* STATED PROBLEM *
Show every line where "Lápiz" occurs.

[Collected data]
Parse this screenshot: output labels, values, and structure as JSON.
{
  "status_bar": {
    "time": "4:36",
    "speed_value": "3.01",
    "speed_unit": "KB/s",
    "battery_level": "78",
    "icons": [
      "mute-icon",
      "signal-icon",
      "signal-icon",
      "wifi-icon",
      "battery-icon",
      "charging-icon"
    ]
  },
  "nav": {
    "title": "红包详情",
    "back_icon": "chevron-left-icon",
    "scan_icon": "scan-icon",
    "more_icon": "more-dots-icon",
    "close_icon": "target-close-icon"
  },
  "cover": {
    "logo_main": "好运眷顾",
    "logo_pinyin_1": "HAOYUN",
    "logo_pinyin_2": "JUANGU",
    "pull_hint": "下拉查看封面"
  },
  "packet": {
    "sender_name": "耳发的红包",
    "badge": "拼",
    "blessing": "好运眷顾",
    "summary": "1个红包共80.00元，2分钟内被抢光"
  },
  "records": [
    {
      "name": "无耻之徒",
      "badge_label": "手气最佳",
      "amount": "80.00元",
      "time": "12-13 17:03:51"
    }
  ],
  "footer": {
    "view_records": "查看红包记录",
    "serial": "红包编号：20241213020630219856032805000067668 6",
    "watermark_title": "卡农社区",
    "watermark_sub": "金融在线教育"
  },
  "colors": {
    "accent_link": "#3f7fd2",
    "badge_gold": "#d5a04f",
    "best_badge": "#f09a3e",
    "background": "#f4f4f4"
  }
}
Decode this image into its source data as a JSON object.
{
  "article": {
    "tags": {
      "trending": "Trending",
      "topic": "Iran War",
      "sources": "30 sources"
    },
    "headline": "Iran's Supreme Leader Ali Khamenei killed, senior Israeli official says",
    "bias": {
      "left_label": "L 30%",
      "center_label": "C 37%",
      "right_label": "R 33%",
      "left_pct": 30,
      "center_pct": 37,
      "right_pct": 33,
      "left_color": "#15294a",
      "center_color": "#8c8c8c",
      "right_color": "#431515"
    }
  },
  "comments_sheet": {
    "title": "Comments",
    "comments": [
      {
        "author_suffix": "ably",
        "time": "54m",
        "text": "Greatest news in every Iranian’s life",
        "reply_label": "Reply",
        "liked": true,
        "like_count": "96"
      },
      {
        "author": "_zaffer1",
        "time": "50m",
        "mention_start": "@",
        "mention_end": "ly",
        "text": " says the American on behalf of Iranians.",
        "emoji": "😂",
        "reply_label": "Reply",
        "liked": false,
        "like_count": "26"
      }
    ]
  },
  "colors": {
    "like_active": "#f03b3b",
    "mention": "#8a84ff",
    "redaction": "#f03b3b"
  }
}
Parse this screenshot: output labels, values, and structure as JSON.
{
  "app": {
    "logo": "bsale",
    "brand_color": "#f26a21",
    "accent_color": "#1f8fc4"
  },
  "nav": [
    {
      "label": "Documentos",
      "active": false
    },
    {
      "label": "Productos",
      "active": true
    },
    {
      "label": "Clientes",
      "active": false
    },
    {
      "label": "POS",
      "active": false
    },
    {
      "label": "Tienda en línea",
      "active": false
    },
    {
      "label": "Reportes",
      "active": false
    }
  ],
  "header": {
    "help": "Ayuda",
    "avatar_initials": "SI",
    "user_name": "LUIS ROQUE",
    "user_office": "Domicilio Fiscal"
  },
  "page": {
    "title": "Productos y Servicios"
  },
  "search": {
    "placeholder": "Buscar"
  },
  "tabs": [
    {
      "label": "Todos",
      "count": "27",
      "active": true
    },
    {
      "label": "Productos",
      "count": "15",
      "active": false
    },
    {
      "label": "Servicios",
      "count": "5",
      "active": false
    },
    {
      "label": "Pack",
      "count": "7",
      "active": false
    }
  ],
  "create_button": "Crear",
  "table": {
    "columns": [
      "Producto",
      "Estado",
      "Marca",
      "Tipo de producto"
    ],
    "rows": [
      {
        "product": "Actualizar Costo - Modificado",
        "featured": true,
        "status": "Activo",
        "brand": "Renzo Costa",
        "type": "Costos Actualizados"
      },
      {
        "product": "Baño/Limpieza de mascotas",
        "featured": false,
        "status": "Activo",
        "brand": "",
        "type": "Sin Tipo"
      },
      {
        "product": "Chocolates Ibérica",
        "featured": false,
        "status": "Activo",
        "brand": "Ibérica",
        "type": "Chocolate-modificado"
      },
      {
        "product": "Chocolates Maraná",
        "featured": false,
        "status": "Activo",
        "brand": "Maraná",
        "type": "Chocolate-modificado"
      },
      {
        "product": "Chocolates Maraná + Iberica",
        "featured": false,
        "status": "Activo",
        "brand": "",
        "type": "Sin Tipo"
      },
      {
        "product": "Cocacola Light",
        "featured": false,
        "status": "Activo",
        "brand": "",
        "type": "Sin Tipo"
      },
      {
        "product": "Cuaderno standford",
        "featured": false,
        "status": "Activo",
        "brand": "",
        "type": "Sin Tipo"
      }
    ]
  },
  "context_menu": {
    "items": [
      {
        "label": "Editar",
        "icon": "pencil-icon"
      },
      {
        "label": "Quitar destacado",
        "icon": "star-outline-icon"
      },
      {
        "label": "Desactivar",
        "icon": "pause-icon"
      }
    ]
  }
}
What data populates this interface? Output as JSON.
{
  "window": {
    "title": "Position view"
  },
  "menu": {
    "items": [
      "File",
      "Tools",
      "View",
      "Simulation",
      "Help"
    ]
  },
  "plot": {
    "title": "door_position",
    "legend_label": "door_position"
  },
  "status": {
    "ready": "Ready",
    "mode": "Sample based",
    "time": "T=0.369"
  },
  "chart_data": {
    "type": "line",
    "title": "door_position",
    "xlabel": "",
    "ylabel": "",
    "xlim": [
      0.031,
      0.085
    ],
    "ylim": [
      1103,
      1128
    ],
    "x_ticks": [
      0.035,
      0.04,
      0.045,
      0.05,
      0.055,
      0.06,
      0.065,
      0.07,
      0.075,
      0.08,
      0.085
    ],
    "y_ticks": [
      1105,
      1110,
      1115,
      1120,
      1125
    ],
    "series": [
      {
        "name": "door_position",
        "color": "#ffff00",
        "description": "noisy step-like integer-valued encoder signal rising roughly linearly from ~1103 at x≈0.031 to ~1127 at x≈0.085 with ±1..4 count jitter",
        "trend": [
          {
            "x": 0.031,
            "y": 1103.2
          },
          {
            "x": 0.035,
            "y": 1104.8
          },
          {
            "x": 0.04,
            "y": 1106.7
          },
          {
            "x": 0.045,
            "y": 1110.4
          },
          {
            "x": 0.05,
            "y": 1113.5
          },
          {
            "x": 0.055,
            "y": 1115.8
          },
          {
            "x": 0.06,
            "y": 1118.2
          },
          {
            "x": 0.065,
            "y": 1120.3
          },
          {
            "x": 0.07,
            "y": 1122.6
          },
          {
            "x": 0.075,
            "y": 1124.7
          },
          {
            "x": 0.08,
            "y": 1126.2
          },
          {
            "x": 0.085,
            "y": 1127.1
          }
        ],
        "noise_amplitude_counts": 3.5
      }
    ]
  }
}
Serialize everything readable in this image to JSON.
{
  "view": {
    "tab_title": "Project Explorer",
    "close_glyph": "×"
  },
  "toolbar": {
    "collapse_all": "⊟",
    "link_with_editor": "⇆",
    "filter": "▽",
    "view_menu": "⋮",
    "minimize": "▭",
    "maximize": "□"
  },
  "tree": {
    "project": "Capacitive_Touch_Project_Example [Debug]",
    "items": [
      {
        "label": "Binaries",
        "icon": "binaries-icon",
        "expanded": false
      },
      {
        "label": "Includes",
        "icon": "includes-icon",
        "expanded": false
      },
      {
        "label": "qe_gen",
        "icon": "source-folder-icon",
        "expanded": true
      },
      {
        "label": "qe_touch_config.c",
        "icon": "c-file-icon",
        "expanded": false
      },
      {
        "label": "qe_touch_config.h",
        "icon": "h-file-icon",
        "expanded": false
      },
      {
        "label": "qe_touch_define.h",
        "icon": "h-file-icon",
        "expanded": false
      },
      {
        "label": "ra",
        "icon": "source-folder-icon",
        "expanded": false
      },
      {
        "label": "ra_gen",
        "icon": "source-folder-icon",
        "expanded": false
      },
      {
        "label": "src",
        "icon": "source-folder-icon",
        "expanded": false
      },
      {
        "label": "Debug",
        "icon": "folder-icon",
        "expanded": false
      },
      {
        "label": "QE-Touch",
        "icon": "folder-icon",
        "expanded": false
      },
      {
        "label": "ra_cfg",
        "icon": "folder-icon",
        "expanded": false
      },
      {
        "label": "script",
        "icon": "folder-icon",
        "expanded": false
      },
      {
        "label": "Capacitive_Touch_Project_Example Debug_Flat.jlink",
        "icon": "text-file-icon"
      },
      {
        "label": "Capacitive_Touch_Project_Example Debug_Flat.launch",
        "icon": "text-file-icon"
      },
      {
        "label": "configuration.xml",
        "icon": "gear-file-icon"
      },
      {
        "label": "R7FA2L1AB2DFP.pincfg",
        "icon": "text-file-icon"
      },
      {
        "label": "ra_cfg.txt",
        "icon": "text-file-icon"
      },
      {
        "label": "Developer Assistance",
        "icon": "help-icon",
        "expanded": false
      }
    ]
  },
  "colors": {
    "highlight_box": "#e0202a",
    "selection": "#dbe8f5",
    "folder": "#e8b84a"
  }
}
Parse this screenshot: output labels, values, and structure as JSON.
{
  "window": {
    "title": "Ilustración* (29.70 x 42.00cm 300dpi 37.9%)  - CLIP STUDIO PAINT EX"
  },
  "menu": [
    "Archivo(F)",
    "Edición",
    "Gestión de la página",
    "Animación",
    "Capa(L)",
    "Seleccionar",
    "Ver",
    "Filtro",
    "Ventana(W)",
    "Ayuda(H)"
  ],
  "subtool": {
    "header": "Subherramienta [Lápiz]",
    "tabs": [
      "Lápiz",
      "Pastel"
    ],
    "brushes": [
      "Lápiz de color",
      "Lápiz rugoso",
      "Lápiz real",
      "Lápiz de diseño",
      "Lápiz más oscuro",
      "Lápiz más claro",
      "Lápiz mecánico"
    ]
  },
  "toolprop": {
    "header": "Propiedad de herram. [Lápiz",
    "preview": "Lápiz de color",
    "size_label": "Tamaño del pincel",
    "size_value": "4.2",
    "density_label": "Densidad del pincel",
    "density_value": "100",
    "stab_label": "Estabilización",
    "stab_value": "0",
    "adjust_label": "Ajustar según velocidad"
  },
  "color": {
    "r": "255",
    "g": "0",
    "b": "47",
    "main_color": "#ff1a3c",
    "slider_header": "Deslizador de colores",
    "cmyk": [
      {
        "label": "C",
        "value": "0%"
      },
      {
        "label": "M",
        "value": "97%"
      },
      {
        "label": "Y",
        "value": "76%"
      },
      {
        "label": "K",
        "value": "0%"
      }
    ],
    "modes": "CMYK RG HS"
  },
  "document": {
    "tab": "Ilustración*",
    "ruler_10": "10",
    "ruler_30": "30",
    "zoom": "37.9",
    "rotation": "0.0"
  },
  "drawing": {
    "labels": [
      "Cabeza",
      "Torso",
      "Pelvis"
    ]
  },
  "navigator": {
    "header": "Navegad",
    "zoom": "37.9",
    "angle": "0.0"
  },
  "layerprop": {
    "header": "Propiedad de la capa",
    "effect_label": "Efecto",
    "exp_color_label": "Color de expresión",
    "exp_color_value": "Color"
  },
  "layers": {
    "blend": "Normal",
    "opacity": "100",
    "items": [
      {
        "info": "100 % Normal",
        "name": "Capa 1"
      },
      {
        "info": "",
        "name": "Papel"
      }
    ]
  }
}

* EXPECTED ANSWER *
    "header": "Subherramienta [Lápiz]",
      "Lápiz",
      "Lápiz de color",
      "Lápiz rugoso",
      "Lápiz real",
      "Lápiz de diseño",
      "Lápiz más oscuro",
      "Lápiz más claro",
      "Lápiz mecánico"
    "header": "Propiedad de herram. [Lápiz",
    "preview": "Lápiz de color",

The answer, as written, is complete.